▶ [Given problem]
Records follow. Pull out every line that contains "界阜蚌高速公路".
───── Task input
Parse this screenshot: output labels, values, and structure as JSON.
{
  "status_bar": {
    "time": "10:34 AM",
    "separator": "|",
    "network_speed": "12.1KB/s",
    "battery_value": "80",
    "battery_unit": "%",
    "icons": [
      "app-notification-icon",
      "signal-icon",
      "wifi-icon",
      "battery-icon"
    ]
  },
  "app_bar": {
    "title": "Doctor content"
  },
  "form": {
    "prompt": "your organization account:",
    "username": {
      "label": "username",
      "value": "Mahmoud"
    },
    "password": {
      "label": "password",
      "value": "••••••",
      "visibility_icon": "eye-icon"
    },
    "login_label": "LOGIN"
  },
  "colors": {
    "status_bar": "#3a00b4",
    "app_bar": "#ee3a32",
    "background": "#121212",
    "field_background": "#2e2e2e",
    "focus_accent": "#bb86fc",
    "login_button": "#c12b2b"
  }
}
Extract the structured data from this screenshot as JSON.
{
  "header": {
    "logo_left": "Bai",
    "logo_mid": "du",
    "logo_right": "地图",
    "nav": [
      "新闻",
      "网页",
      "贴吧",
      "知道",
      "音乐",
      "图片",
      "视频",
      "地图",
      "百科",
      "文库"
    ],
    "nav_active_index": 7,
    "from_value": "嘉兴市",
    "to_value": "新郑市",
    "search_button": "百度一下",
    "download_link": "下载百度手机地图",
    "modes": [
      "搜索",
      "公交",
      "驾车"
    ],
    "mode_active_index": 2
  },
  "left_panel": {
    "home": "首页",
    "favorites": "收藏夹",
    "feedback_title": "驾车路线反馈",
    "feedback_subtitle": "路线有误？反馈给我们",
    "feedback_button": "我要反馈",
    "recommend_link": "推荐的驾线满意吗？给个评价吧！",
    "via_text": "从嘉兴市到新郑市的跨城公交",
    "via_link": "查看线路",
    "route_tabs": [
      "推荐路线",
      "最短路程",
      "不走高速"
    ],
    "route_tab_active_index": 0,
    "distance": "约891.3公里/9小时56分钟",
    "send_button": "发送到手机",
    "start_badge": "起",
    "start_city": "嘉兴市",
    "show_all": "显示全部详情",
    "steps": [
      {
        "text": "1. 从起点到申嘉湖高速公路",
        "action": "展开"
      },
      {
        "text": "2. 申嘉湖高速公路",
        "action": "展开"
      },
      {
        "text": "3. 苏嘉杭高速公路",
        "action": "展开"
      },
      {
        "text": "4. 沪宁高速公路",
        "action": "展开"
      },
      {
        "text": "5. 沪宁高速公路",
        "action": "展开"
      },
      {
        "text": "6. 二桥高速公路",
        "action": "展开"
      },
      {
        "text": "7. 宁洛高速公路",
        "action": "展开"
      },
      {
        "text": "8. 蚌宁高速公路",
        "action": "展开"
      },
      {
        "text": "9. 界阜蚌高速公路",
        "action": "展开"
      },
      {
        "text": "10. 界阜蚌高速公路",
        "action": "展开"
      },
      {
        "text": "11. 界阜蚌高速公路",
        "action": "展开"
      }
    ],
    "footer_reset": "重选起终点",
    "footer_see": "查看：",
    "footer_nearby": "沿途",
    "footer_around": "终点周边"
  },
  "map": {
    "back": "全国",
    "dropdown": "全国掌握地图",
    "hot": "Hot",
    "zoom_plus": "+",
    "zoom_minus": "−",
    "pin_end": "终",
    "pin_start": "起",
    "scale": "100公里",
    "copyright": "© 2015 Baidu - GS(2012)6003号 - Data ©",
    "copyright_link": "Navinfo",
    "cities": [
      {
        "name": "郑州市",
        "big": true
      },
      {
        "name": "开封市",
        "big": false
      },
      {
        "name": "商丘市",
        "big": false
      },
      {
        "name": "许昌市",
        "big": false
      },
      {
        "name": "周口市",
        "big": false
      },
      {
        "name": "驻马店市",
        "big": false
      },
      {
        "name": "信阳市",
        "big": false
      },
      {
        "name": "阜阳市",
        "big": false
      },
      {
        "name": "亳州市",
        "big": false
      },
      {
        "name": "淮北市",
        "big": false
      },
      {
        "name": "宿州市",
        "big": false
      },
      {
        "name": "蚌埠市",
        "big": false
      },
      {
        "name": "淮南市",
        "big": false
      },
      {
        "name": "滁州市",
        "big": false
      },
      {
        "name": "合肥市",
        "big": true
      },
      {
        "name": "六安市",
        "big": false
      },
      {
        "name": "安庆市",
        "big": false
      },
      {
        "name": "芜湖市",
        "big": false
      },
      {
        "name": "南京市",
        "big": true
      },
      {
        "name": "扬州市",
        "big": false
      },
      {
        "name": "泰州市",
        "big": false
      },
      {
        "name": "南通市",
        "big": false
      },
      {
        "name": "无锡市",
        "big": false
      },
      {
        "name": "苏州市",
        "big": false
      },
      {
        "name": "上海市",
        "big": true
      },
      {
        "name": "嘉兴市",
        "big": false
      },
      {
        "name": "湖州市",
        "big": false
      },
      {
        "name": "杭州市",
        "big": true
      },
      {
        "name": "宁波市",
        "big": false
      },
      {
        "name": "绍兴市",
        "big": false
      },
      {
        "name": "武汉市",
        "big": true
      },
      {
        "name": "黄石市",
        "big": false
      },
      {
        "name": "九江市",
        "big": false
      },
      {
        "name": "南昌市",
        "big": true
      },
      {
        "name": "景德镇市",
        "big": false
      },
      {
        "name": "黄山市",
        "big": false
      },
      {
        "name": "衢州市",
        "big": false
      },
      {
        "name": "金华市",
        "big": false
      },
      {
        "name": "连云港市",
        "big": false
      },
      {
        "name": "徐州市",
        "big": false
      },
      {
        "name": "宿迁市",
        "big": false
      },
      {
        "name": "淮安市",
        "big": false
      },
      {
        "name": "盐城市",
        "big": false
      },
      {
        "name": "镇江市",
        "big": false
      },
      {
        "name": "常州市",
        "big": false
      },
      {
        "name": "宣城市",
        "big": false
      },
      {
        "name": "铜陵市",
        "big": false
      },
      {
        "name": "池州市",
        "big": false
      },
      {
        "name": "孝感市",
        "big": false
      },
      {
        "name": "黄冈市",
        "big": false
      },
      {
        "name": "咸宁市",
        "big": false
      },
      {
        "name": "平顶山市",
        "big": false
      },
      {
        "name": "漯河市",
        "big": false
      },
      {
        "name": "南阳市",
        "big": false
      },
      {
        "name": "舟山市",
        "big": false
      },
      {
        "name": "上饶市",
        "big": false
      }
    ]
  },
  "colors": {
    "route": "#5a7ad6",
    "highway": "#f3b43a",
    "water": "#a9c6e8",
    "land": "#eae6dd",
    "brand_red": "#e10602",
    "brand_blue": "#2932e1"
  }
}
──────────
▶ [Correct answer]
        "text": "9. 界阜蚌高速公路",
        "text": "10. 界阜蚌高速公路",
        "text": "11. 界阜蚌高速公路",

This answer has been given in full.